Provided data →
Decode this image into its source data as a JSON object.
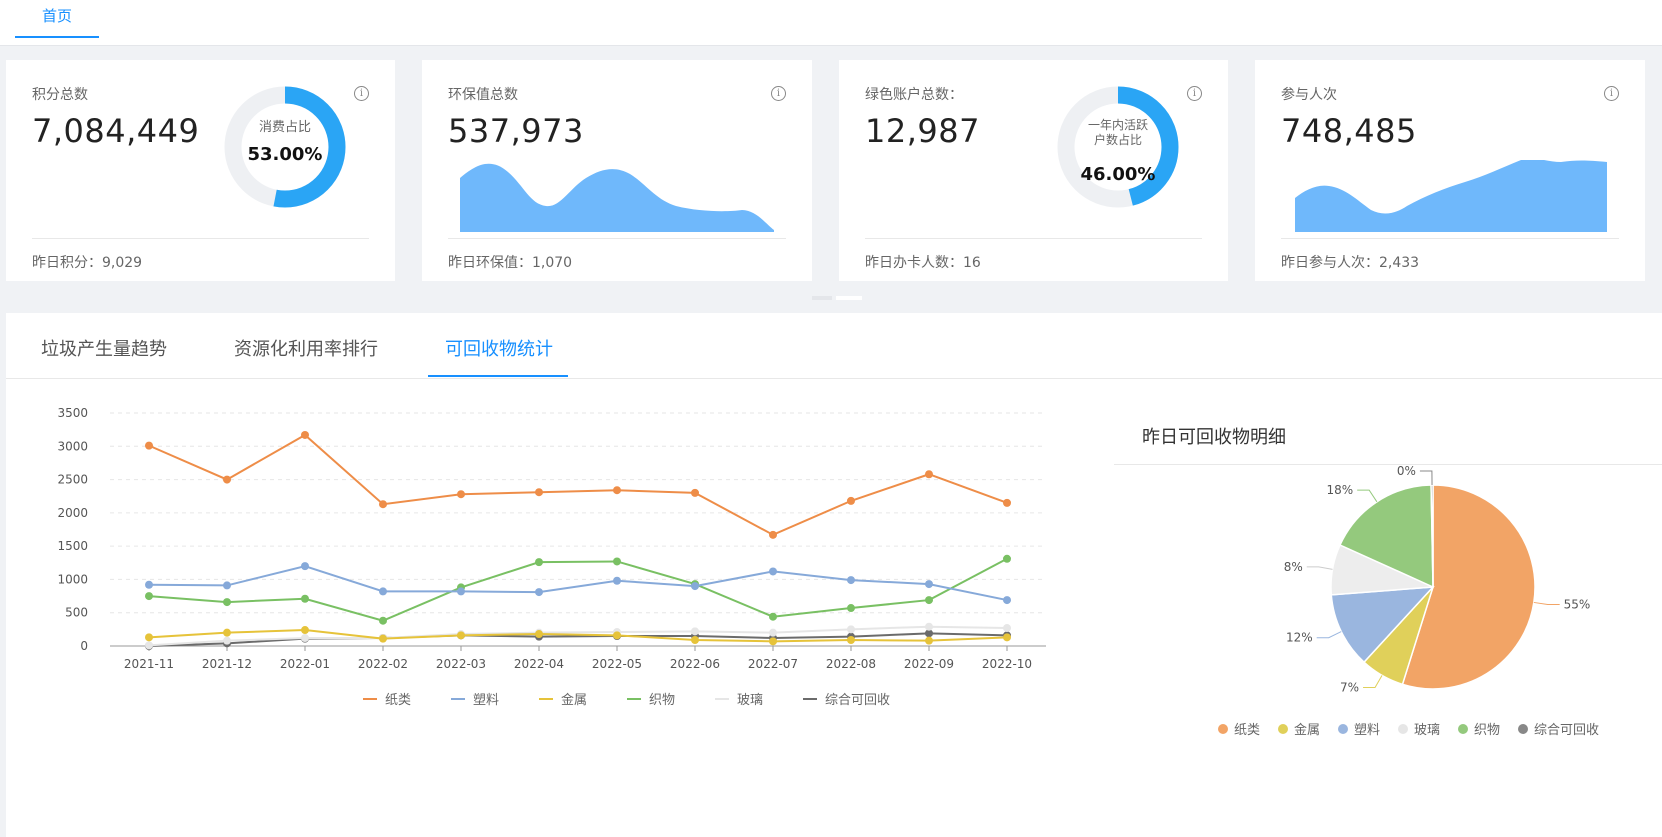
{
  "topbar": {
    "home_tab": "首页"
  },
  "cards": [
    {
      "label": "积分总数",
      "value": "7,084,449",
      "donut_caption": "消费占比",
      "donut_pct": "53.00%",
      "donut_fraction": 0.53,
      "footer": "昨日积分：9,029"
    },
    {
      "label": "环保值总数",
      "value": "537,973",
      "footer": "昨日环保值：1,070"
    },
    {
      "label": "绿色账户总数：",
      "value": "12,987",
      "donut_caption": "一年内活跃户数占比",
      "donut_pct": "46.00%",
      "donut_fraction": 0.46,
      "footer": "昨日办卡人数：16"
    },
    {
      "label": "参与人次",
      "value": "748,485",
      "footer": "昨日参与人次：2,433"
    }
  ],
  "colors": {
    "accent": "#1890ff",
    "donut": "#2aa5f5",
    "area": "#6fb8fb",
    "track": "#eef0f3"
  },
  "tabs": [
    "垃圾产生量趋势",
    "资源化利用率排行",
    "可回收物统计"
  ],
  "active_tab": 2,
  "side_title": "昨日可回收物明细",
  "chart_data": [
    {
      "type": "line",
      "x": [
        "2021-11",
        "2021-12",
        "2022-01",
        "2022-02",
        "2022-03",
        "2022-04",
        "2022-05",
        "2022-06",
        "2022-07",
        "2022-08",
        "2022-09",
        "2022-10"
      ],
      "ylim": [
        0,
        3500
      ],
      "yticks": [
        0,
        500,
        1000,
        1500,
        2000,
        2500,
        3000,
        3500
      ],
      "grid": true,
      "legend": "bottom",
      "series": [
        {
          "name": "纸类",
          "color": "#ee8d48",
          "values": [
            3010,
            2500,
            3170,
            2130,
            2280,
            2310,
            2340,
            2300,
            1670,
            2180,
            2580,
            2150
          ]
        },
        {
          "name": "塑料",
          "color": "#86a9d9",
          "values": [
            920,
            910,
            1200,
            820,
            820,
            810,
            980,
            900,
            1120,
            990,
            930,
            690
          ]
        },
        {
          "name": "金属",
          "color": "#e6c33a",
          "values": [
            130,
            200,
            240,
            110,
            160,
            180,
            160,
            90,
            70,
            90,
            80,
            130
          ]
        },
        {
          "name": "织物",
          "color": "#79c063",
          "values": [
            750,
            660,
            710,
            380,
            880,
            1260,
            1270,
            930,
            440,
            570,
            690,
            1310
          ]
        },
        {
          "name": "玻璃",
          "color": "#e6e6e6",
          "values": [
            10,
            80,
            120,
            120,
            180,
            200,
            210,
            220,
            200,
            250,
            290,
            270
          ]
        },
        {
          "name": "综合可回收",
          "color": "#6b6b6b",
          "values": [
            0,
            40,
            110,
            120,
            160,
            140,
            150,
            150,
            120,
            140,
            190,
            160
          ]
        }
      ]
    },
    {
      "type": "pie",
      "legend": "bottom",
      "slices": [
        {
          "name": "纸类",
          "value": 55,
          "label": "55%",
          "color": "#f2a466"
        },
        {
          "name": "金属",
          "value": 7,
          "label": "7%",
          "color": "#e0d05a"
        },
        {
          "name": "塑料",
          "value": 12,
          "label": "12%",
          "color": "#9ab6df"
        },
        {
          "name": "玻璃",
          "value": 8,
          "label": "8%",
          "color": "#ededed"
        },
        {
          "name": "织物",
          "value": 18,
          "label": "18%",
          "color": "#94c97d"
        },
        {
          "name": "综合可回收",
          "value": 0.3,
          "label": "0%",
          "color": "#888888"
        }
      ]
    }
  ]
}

Task requirements → Reproduce the full listing above verbatim, with no pictures included.

Answer to this problem →
Decode this image into its source data as a JSON object.
{
  "topbar": {
    "home_tab": "首页"
  },
  "cards": [
    {
      "label": "积分总数",
      "value": "7,084,449",
      "donut_caption": "消费占比",
      "donut_pct": "53.00%",
      "donut_fraction": 0.53,
      "footer": "昨日积分：9,029"
    },
    {
      "label": "环保值总数",
      "value": "537,973",
      "footer": "昨日环保值：1,070"
    },
    {
      "label": "绿色账户总数：",
      "value": "12,987",
      "donut_caption": "一年内活跃户数占比",
      "donut_pct": "46.00%",
      "donut_fraction": 0.46,
      "footer": "昨日办卡人数：16"
    },
    {
      "label": "参与人次",
      "value": "748,485",
      "footer": "昨日参与人次：2,433"
    }
  ],
  "colors": {
    "accent": "#1890ff",
    "donut": "#2aa5f5",
    "area": "#6fb8fb",
    "track": "#eef0f3"
  },
  "tabs": [
    "垃圾产生量趋势",
    "资源化利用率排行",
    "可回收物统计"
  ],
  "active_tab": 2,
  "side_title": "昨日可回收物明细",
  "chart_data": [
    {
      "type": "line",
      "x": [
        "2021-11",
        "2021-12",
        "2022-01",
        "2022-02",
        "2022-03",
        "2022-04",
        "2022-05",
        "2022-06",
        "2022-07",
        "2022-08",
        "2022-09",
        "2022-10"
      ],
      "ylim": [
        0,
        3500
      ],
      "yticks": [
        0,
        500,
        1000,
        1500,
        2000,
        2500,
        3000,
        3500
      ],
      "grid": true,
      "legend": "bottom",
      "series": [
        {
          "name": "纸类",
          "color": "#ee8d48",
          "values": [
            3010,
            2500,
            3170,
            2130,
            2280,
            2310,
            2340,
            2300,
            1670,
            2180,
            2580,
            2150
          ]
        },
        {
          "name": "塑料",
          "color": "#86a9d9",
          "values": [
            920,
            910,
            1200,
            820,
            820,
            810,
            980,
            900,
            1120,
            990,
            930,
            690
          ]
        },
        {
          "name": "金属",
          "color": "#e6c33a",
          "values": [
            130,
            200,
            240,
            110,
            160,
            180,
            160,
            90,
            70,
            90,
            80,
            130
          ]
        },
        {
          "name": "织物",
          "color": "#79c063",
          "values": [
            750,
            660,
            710,
            380,
            880,
            1260,
            1270,
            930,
            440,
            570,
            690,
            1310
          ]
        },
        {
          "name": "玻璃",
          "color": "#e6e6e6",
          "values": [
            10,
            80,
            120,
            120,
            180,
            200,
            210,
            220,
            200,
            250,
            290,
            270
          ]
        },
        {
          "name": "综合可回收",
          "color": "#6b6b6b",
          "values": [
            0,
            40,
            110,
            120,
            160,
            140,
            150,
            150,
            120,
            140,
            190,
            160
          ]
        }
      ]
    },
    {
      "type": "pie",
      "legend": "bottom",
      "slices": [
        {
          "name": "纸类",
          "value": 55,
          "label": "55%",
          "color": "#f2a466"
        },
        {
          "name": "金属",
          "value": 7,
          "label": "7%",
          "color": "#e0d05a"
        },
        {
          "name": "塑料",
          "value": 12,
          "label": "12%",
          "color": "#9ab6df"
        },
        {
          "name": "玻璃",
          "value": 8,
          "label": "8%",
          "color": "#ededed"
        },
        {
          "name": "织物",
          "value": 18,
          "label": "18%",
          "color": "#94c97d"
        },
        {
          "name": "综合可回收",
          "value": 0.3,
          "label": "0%",
          "color": "#888888"
        }
      ]
    }
  ]
}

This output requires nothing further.